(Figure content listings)
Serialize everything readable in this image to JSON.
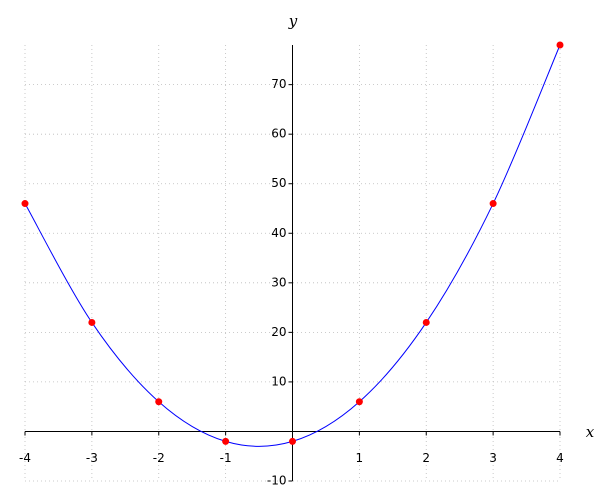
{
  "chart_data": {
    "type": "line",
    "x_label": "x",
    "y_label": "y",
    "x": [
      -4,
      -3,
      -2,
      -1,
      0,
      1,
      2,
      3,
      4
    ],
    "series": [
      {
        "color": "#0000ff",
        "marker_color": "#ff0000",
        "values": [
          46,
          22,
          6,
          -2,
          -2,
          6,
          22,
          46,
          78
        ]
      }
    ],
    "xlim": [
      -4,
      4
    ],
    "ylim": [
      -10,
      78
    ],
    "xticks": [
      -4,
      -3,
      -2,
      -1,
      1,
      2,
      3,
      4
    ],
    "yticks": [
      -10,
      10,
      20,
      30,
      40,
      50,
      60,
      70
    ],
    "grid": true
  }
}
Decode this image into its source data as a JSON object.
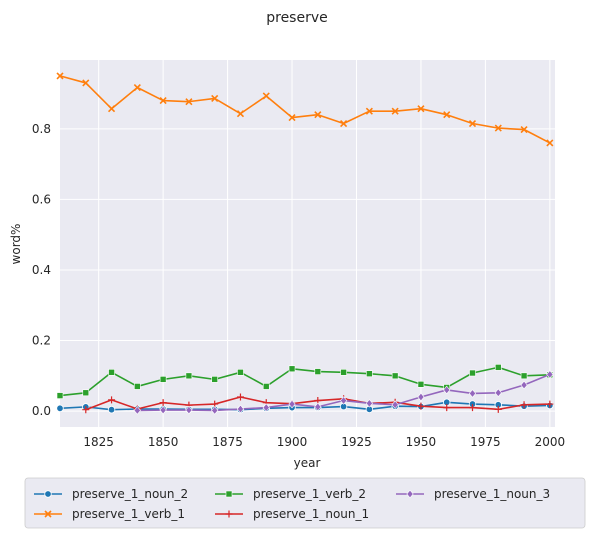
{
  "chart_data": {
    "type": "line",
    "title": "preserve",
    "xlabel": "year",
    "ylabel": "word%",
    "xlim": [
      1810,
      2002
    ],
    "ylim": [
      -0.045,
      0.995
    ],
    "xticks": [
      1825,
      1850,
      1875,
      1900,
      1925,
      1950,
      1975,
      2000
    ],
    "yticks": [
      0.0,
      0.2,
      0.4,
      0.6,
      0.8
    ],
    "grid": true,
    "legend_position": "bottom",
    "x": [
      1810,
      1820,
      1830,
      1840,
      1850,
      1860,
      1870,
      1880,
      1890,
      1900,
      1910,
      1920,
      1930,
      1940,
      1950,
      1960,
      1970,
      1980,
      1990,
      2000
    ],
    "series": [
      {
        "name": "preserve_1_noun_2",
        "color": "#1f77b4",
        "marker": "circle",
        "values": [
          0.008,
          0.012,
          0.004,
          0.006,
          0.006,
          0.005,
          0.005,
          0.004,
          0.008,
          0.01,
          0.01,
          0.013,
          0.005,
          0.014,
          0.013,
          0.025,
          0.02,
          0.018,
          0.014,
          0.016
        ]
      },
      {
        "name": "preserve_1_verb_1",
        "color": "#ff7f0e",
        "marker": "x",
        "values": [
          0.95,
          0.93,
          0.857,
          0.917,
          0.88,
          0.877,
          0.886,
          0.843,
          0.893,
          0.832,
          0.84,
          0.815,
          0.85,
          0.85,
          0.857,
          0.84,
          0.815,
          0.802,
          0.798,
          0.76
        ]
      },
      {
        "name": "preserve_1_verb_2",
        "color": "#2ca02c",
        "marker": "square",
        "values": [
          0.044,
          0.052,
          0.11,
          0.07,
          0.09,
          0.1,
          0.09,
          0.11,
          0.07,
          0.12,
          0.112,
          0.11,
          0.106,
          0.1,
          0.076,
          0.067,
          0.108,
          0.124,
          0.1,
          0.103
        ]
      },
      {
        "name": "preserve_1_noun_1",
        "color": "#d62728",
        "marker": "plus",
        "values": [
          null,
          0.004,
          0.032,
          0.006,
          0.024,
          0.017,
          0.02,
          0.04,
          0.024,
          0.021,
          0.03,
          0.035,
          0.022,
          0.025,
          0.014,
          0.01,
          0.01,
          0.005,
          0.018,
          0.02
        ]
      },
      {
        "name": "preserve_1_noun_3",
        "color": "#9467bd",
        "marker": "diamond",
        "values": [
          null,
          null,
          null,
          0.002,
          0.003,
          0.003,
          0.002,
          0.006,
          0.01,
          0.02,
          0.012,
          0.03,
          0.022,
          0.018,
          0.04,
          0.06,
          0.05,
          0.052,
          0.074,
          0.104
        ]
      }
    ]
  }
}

Task requirements: What comes back should match the records exactly, minus any pictures.

Response below:
Serialize everything readable in this image to JSON.
{
  "chart_data": {
    "type": "line",
    "x_label": "x",
    "y_label": "y",
    "x": [
      -4,
      -3,
      -2,
      -1,
      0,
      1,
      2,
      3,
      4
    ],
    "series": [
      {
        "color": "#0000ff",
        "marker_color": "#ff0000",
        "values": [
          46,
          22,
          6,
          -2,
          -2,
          6,
          22,
          46,
          78
        ]
      }
    ],
    "xlim": [
      -4,
      4
    ],
    "ylim": [
      -10,
      78
    ],
    "xticks": [
      -4,
      -3,
      -2,
      -1,
      1,
      2,
      3,
      4
    ],
    "yticks": [
      -10,
      10,
      20,
      30,
      40,
      50,
      60,
      70
    ],
    "grid": true
  }
}
Decode this image into its source data as a JSON object.
{
  "chart_data": {
    "type": "line",
    "title": "preserve",
    "xlabel": "year",
    "ylabel": "word%",
    "xlim": [
      1810,
      2002
    ],
    "ylim": [
      -0.045,
      0.995
    ],
    "xticks": [
      1825,
      1850,
      1875,
      1900,
      1925,
      1950,
      1975,
      2000
    ],
    "yticks": [
      0.0,
      0.2,
      0.4,
      0.6,
      0.8
    ],
    "grid": true,
    "legend_position": "bottom",
    "x": [
      1810,
      1820,
      1830,
      1840,
      1850,
      1860,
      1870,
      1880,
      1890,
      1900,
      1910,
      1920,
      1930,
      1940,
      1950,
      1960,
      1970,
      1980,
      1990,
      2000
    ],
    "series": [
      {
        "name": "preserve_1_noun_2",
        "color": "#1f77b4",
        "marker": "circle",
        "values": [
          0.008,
          0.012,
          0.004,
          0.006,
          0.006,
          0.005,
          0.005,
          0.004,
          0.008,
          0.01,
          0.01,
          0.013,
          0.005,
          0.014,
          0.013,
          0.025,
          0.02,
          0.018,
          0.014,
          0.016
        ]
      },
      {
        "name": "preserve_1_verb_1",
        "color": "#ff7f0e",
        "marker": "x",
        "values": [
          0.95,
          0.93,
          0.857,
          0.917,
          0.88,
          0.877,
          0.886,
          0.843,
          0.893,
          0.832,
          0.84,
          0.815,
          0.85,
          0.85,
          0.857,
          0.84,
          0.815,
          0.802,
          0.798,
          0.76
        ]
      },
      {
        "name": "preserve_1_verb_2",
        "color": "#2ca02c",
        "marker": "square",
        "values": [
          0.044,
          0.052,
          0.11,
          0.07,
          0.09,
          0.1,
          0.09,
          0.11,
          0.07,
          0.12,
          0.112,
          0.11,
          0.106,
          0.1,
          0.076,
          0.067,
          0.108,
          0.124,
          0.1,
          0.103
        ]
      },
      {
        "name": "preserve_1_noun_1",
        "color": "#d62728",
        "marker": "plus",
        "values": [
          null,
          0.004,
          0.032,
          0.006,
          0.024,
          0.017,
          0.02,
          0.04,
          0.024,
          0.021,
          0.03,
          0.035,
          0.022,
          0.025,
          0.014,
          0.01,
          0.01,
          0.005,
          0.018,
          0.02
        ]
      },
      {
        "name": "preserve_1_noun_3",
        "color": "#9467bd",
        "marker": "diamond",
        "values": [
          null,
          null,
          null,
          0.002,
          0.003,
          0.003,
          0.002,
          0.006,
          0.01,
          0.02,
          0.012,
          0.03,
          0.022,
          0.018,
          0.04,
          0.06,
          0.05,
          0.052,
          0.074,
          0.104
        ]
      }
    ]
  }
}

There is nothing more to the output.